• Input:
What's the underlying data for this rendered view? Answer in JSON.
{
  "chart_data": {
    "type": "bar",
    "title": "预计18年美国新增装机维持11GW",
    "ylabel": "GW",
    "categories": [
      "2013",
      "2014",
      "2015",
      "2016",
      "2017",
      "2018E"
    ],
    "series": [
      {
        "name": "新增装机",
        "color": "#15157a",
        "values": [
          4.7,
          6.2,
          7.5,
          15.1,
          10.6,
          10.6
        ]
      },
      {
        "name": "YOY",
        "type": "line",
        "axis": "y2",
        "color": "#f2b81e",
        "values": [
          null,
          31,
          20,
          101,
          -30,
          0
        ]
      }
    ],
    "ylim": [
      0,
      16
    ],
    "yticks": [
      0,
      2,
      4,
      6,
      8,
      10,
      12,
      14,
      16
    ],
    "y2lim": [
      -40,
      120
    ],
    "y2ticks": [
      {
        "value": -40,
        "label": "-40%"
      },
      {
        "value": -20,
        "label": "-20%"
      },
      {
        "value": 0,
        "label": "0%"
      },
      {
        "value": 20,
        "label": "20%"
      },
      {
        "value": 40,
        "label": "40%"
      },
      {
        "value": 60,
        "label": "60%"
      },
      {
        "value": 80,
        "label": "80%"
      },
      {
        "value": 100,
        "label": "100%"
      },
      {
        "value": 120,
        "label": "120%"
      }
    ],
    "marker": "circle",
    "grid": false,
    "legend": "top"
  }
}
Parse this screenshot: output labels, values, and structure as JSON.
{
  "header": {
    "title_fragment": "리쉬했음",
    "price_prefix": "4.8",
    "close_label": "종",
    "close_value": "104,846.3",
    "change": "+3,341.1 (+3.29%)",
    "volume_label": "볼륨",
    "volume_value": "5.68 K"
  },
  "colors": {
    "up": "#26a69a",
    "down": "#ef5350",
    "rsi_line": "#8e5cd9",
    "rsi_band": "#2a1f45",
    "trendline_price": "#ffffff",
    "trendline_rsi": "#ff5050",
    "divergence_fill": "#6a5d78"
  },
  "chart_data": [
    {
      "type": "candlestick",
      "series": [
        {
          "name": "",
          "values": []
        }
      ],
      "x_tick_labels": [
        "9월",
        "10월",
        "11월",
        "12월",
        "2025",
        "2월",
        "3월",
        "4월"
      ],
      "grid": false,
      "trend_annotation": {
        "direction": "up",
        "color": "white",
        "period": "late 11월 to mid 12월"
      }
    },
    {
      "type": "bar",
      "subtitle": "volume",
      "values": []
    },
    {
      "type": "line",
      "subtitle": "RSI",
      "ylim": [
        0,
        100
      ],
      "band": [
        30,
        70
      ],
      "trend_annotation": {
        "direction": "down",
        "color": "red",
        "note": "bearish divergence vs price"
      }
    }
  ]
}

• Your task:
Quote each line of the data above exactly as written.

• Right answer:
What's the underlying data for this rendered view? Answer in JSON.
{
  "chart_data": {
    "type": "bar",
    "title": "预计18年美国新增装机维持11GW",
    "ylabel": "GW",
    "categories": [
      "2013",
      "2014",
      "2015",
      "2016",
      "2017",
      "2018E"
    ],
    "series": [
      {
        "name": "新增装机",
        "color": "#15157a",
        "values": [
          4.7,
          6.2,
          7.5,
          15.1,
          10.6,
          10.6
        ]
      },
      {
        "name": "YOY",
        "type": "line",
        "axis": "y2",
        "color": "#f2b81e",
        "values": [
          null,
          31,
          20,
          101,
          -30,
          0
        ]
      }
    ],
    "ylim": [
      0,
      16
    ],
    "yticks": [
      0,
      2,
      4,
      6,
      8,
      10,
      12,
      14,
      16
    ],
    "y2lim": [
      -40,
      120
    ],
    "y2ticks": [
      {
        "value": -40,
        "label": "-40%"
      },
      {
        "value": -20,
        "label": "-20%"
      },
      {
        "value": 0,
        "label": "0%"
      },
      {
        "value": 20,
        "label": "20%"
      },
      {
        "value": 40,
        "label": "40%"
      },
      {
        "value": 60,
        "label": "60%"
      },
      {
        "value": 80,
        "label": "80%"
      },
      {
        "value": 100,
        "label": "100%"
      },
      {
        "value": 120,
        "label": "120%"
      }
    ],
    "marker": "circle",
    "grid": false,
    "legend": "top"
  }
}
Parse this screenshot: output labels, values, and structure as JSON.
{
  "header": {
    "title_fragment": "리쉬했음",
    "price_prefix": "4.8",
    "close_label": "종",
    "close_value": "104,846.3",
    "change": "+3,341.1 (+3.29%)",
    "volume_label": "볼륨",
    "volume_value": "5.68 K"
  },
  "colors": {
    "up": "#26a69a",
    "down": "#ef5350",
    "rsi_line": "#8e5cd9",
    "rsi_band": "#2a1f45",
    "trendline_price": "#ffffff",
    "trendline_rsi": "#ff5050",
    "divergence_fill": "#6a5d78"
  },
  "chart_data": [
    {
      "type": "candlestick",
      "series": [
        {
          "name": "",
          "values": []
        }
      ],
      "x_tick_labels": [
        "9월",
        "10월",
        "11월",
        "12월",
        "2025",
        "2월",
        "3월",
        "4월"
      ],
      "grid": false,
      "trend_annotation": {
        "direction": "up",
        "color": "white",
        "period": "late 11월 to mid 12월"
      }
    },
    {
      "type": "bar",
      "subtitle": "volume",
      "values": []
    },
    {
      "type": "line",
      "subtitle": "RSI",
      "ylim": [
        0,
        100
      ],
      "band": [
        30,
        70
      ],
      "trend_annotation": {
        "direction": "down",
        "color": "red",
        "note": "bearish divergence vs price"
      }
    }
  ]
}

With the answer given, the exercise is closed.